▶ _Aim of the exercise_:
Your task is to transcribe all the entries exactly, excluding pictures.
## begin
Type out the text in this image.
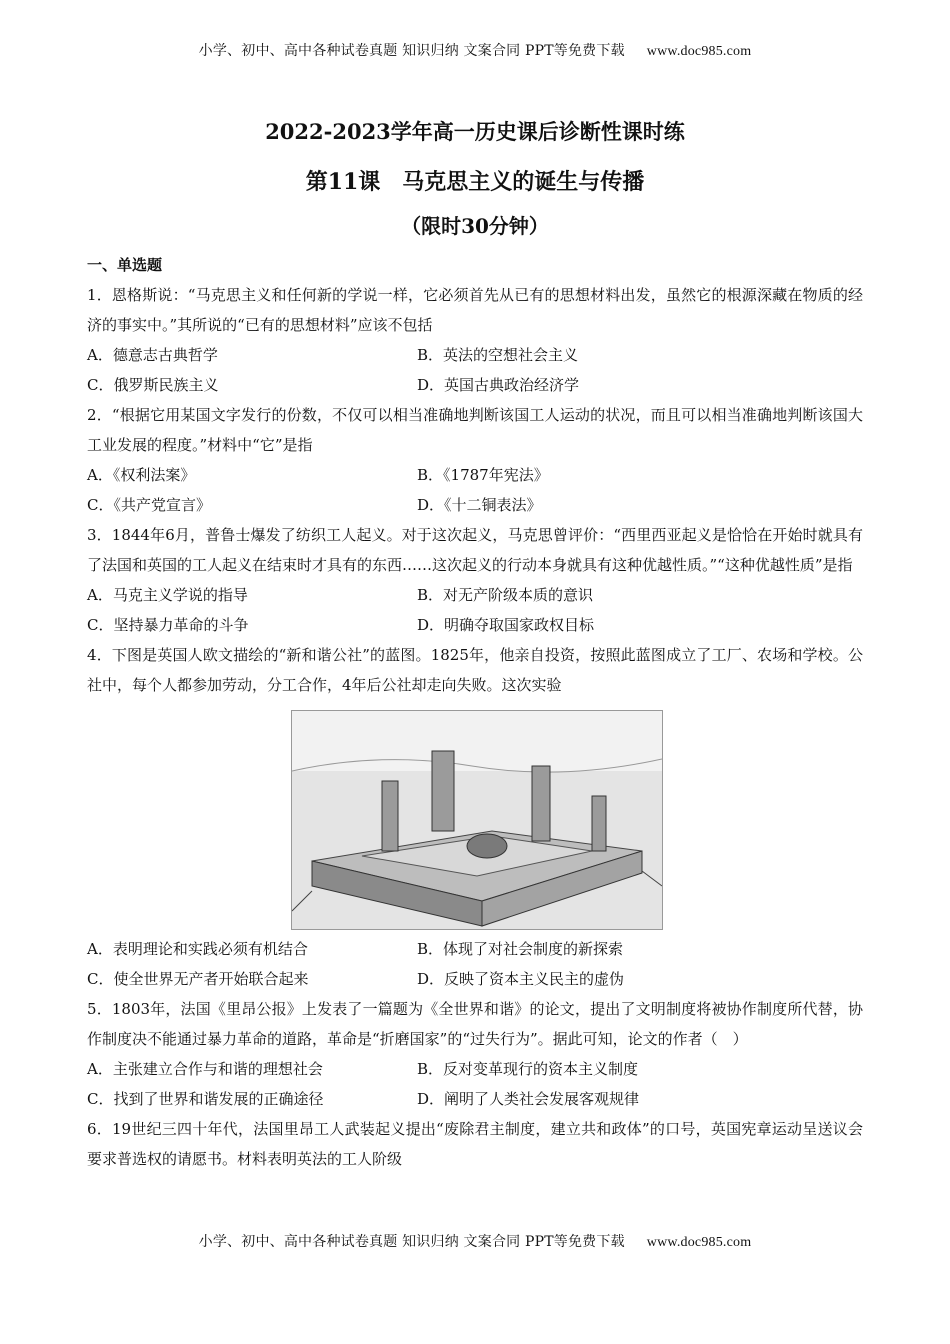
小学、初中、高中各种试卷真题 知识归纳 文案合同 PPT等免费下载 www.doc985.com
2022-2023学年高一历史课后诊断性课时练
第11课　马克思主义的诞生与传播
（限时30分钟）
一、单选题
1．恩格斯说：“马克思主义和任何新的学说一样，它必须首先从已有的思想材料出发，虽然它的根源深藏在物质的经济的事实中。”其所说的“已有的思想材料”应该不包括
A．德意志古典哲学	B．英法的空想社会主义
C．俄罗斯民族主义	D．英国古典政治经济学
2．“根据它用某国文字发行的份数，不仅可以相当准确地判断该国工人运动的状况，而且可以相当准确地判断该国大工业发展的程度。”材料中“它”是指
A．《权利法案》	B．《1787年宪法》
C．《共产党宣言》	D．《十二铜表法》
3．1844年6月，普鲁士爆发了纺织工人起义。对于这次起义，马克思曾评价：“西里西亚起义是恰恰在开始时就具有了法国和英国的工人起义在结束时才具有的东西……这次起义的行动本身就具有这种优越性质。”“这种优越性质”是指
A．马克主义学说的指导	B．对无产阶级本质的意识
C．坚持暴力革命的斗争	D．明确夺取国家政权目标
4．下图是英国人欧文描绘的“新和谐公社”的蓝图。1825年，他亲自投资，按照此蓝图成立了工厂、农场和学校。公社中，每个人都参加劳动，分工合作，4年后公社却走向失败。这次实验
A．表明理论和实践必须有机结合	B．体现了对社会制度的新探索
C．使全世界无产者开始联合起来	D．反映了资本主义民主的虚伪
5．1803年，法国《里昂公报》上发表了一篇题为《全世界和谐》的论文，提出了文明制度将被协作制度所代替，协作制度决不能通过暴力革命的道路，革命是“折磨国家”的“过失行为”。据此可知，论文的作者（　）
A．主张建立合作与和谐的理想社会	B．反对变革现行的资本主义制度
C．找到了世界和谐发展的正确途径	D．阐明了人类社会发展客观规律
6．19世纪三四十年代，法国里昂工人武装起义提出“废除君主制度，建立共和政体”的口号，英国宪章运动呈送议会要求普选权的请愿书。材料表明英法的工人阶级
小学、初中、高中各种试卷真题 知识归纳 文案合同 PPT等免费下载 www.doc985.com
## end
▶ _Answer in full_:
Type out the text in this image.
小学、初中、高中各种试卷真题 知识归纳 文案合同 PPT等免费下载 www.doc985.com
2022-2023学年高一历史课后诊断性课时练
第11课　马克思主义的诞生与传播
（限时30分钟）
一、单选题
1．恩格斯说：“马克思主义和任何新的学说一样，它必须首先从已有的思想材料出发，虽然它的根源深藏在物质的经济的事实中。”其所说的“已有的思想材料”应该不包括
A．德意志古典哲学	B．英法的空想社会主义
C．俄罗斯民族主义	D．英国古典政治经济学
2．“根据它用某国文字发行的份数，不仅可以相当准确地判断该国工人运动的状况，而且可以相当准确地判断该国大工业发展的程度。”材料中“它”是指
A．《权利法案》	B．《1787年宪法》
C．《共产党宣言》	D．《十二铜表法》
3．1844年6月，普鲁士爆发了纺织工人起义。对于这次起义，马克思曾评价：“西里西亚起义是恰恰在开始时就具有了法国和英国的工人起义在结束时才具有的东西……这次起义的行动本身就具有这种优越性质。”“这种优越性质”是指
A．马克主义学说的指导	B．对无产阶级本质的意识
C．坚持暴力革命的斗争	D．明确夺取国家政权目标
4．下图是英国人欧文描绘的“新和谐公社”的蓝图。1825年，他亲自投资，按照此蓝图成立了工厂、农场和学校。公社中，每个人都参加劳动，分工合作，4年后公社却走向失败。这次实验
A．表明理论和实践必须有机结合	B．体现了对社会制度的新探索
C．使全世界无产者开始联合起来	D．反映了资本主义民主的虚伪
5．1803年，法国《里昂公报》上发表了一篇题为《全世界和谐》的论文，提出了文明制度将被协作制度所代替，协作制度决不能通过暴力革命的道路，革命是“折磨国家”的“过失行为”。据此可知，论文的作者（　）
A．主张建立合作与和谐的理想社会	B．反对变革现行的资本主义制度
C．找到了世界和谐发展的正确途径	D．阐明了人类社会发展客观规律
6．19世纪三四十年代，法国里昂工人武装起义提出“废除君主制度，建立共和政体”的口号，英国宪章运动呈送议会要求普选权的请愿书。材料表明英法的工人阶级
小学、初中、高中各种试卷真题 知识归纳 文案合同 PPT等免费下载 www.doc985.com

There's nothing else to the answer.